Set exercise:
Every line below is to be quoted exactly, with nothing added or dropped.
--------
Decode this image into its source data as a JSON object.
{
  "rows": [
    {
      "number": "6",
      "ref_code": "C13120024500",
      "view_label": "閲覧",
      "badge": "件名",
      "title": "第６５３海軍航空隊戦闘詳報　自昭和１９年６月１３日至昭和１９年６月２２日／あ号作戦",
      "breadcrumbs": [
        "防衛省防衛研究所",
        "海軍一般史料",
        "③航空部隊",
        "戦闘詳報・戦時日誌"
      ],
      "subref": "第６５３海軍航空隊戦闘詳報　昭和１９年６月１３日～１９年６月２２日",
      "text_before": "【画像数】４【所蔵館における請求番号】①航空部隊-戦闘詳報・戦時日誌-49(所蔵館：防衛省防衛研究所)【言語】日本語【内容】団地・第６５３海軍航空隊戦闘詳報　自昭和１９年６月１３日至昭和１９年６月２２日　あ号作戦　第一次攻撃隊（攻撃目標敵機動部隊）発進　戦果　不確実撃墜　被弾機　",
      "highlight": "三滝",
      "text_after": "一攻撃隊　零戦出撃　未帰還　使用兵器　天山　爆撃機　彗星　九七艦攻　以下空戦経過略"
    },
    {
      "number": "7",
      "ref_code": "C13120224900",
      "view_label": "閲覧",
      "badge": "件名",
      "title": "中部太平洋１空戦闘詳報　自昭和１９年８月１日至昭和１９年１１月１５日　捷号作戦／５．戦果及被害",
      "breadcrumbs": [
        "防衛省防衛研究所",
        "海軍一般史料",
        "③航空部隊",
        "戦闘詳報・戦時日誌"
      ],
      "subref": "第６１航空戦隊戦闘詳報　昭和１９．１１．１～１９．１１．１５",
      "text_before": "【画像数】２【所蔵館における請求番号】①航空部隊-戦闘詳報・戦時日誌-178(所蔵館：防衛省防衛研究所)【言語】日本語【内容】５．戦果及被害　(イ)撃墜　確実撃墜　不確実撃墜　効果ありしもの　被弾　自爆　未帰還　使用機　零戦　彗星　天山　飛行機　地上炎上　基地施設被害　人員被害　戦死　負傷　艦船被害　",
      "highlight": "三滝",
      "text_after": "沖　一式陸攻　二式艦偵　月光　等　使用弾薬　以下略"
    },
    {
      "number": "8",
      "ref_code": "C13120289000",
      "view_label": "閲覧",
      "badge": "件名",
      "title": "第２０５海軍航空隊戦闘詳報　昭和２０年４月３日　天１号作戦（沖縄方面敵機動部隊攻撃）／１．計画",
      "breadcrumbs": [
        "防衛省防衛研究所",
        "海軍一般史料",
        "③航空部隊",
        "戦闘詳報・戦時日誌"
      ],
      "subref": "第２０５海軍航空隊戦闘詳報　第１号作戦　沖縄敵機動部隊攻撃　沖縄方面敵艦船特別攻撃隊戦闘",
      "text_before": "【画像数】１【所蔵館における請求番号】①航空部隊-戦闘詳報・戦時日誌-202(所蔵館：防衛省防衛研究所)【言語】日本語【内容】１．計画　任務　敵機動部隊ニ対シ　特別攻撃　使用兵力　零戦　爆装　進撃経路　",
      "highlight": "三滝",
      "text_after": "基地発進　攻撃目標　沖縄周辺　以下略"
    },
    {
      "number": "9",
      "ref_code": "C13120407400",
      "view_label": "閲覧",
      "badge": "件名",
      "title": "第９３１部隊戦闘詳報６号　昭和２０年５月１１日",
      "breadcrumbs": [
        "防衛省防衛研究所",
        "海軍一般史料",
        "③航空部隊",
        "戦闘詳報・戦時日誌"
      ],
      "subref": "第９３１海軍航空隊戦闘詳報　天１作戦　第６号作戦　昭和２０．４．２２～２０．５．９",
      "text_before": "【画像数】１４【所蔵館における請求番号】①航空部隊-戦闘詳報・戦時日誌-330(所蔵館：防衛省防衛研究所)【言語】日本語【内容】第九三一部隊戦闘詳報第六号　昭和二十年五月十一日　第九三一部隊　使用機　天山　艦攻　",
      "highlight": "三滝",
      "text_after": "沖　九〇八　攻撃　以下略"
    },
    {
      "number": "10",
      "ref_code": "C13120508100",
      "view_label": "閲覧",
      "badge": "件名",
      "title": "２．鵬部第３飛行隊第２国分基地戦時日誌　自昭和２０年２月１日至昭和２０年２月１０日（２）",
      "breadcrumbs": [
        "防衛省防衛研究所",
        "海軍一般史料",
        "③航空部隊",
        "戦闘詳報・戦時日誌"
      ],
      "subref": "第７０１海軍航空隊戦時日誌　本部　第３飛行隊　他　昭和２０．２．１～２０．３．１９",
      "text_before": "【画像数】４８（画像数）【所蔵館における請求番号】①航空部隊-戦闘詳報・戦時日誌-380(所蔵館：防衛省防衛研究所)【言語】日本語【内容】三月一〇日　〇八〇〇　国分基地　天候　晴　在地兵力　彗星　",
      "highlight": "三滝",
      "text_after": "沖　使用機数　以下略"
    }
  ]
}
--------
Answer:
Decode this image into its source data as a JSON object.
{
  "rows": [
    {
      "number": "6",
      "ref_code": "C13120024500",
      "view_label": "閲覧",
      "badge": "件名",
      "title": "第６５３海軍航空隊戦闘詳報　自昭和１９年６月１３日至昭和１９年６月２２日／あ号作戦",
      "breadcrumbs": [
        "防衛省防衛研究所",
        "海軍一般史料",
        "③航空部隊",
        "戦闘詳報・戦時日誌"
      ],
      "subref": "第６５３海軍航空隊戦闘詳報　昭和１９年６月１３日～１９年６月２２日",
      "text_before": "【画像数】４【所蔵館における請求番号】①航空部隊-戦闘詳報・戦時日誌-49(所蔵館：防衛省防衛研究所)【言語】日本語【内容】団地・第６５３海軍航空隊戦闘詳報　自昭和１９年６月１３日至昭和１９年６月２２日　あ号作戦　第一次攻撃隊（攻撃目標敵機動部隊）発進　戦果　不確実撃墜　被弾機　",
      "highlight": "三滝",
      "text_after": "一攻撃隊　零戦出撃　未帰還　使用兵器　天山　爆撃機　彗星　九七艦攻　以下空戦経過略"
    },
    {
      "number": "7",
      "ref_code": "C13120224900",
      "view_label": "閲覧",
      "badge": "件名",
      "title": "中部太平洋１空戦闘詳報　自昭和１９年８月１日至昭和１９年１１月１５日　捷号作戦／５．戦果及被害",
      "breadcrumbs": [
        "防衛省防衛研究所",
        "海軍一般史料",
        "③航空部隊",
        "戦闘詳報・戦時日誌"
      ],
      "subref": "第６１航空戦隊戦闘詳報　昭和１９．１１．１～１９．１１．１５",
      "text_before": "【画像数】２【所蔵館における請求番号】①航空部隊-戦闘詳報・戦時日誌-178(所蔵館：防衛省防衛研究所)【言語】日本語【内容】５．戦果及被害　(イ)撃墜　確実撃墜　不確実撃墜　効果ありしもの　被弾　自爆　未帰還　使用機　零戦　彗星　天山　飛行機　地上炎上　基地施設被害　人員被害　戦死　負傷　艦船被害　",
      "highlight": "三滝",
      "text_after": "沖　一式陸攻　二式艦偵　月光　等　使用弾薬　以下略"
    },
    {
      "number": "8",
      "ref_code": "C13120289000",
      "view_label": "閲覧",
      "badge": "件名",
      "title": "第２０５海軍航空隊戦闘詳報　昭和２０年４月３日　天１号作戦（沖縄方面敵機動部隊攻撃）／１．計画",
      "breadcrumbs": [
        "防衛省防衛研究所",
        "海軍一般史料",
        "③航空部隊",
        "戦闘詳報・戦時日誌"
      ],
      "subref": "第２０５海軍航空隊戦闘詳報　第１号作戦　沖縄敵機動部隊攻撃　沖縄方面敵艦船特別攻撃隊戦闘",
      "text_before": "【画像数】１【所蔵館における請求番号】①航空部隊-戦闘詳報・戦時日誌-202(所蔵館：防衛省防衛研究所)【言語】日本語【内容】１．計画　任務　敵機動部隊ニ対シ　特別攻撃　使用兵力　零戦　爆装　進撃経路　",
      "highlight": "三滝",
      "text_after": "基地発進　攻撃目標　沖縄周辺　以下略"
    },
    {
      "number": "9",
      "ref_code": "C13120407400",
      "view_label": "閲覧",
      "badge": "件名",
      "title": "第９３１部隊戦闘詳報６号　昭和２０年５月１１日",
      "breadcrumbs": [
        "防衛省防衛研究所",
        "海軍一般史料",
        "③航空部隊",
        "戦闘詳報・戦時日誌"
      ],
      "subref": "第９３１海軍航空隊戦闘詳報　天１作戦　第６号作戦　昭和２０．４．２２～２０．５．９",
      "text_before": "【画像数】１４【所蔵館における請求番号】①航空部隊-戦闘詳報・戦時日誌-330(所蔵館：防衛省防衛研究所)【言語】日本語【内容】第九三一部隊戦闘詳報第六号　昭和二十年五月十一日　第九三一部隊　使用機　天山　艦攻　",
      "highlight": "三滝",
      "text_after": "沖　九〇八　攻撃　以下略"
    },
    {
      "number": "10",
      "ref_code": "C13120508100",
      "view_label": "閲覧",
      "badge": "件名",
      "title": "２．鵬部第３飛行隊第２国分基地戦時日誌　自昭和２０年２月１日至昭和２０年２月１０日（２）",
      "breadcrumbs": [
        "防衛省防衛研究所",
        "海軍一般史料",
        "③航空部隊",
        "戦闘詳報・戦時日誌"
      ],
      "subref": "第７０１海軍航空隊戦時日誌　本部　第３飛行隊　他　昭和２０．２．１～２０．３．１９",
      "text_before": "【画像数】４８（画像数）【所蔵館における請求番号】①航空部隊-戦闘詳報・戦時日誌-380(所蔵館：防衛省防衛研究所)【言語】日本語【内容】三月一〇日　〇八〇〇　国分基地　天候　晴　在地兵力　彗星　",
      "highlight": "三滝",
      "text_after": "沖　使用機数　以下略"
    }
  ]
}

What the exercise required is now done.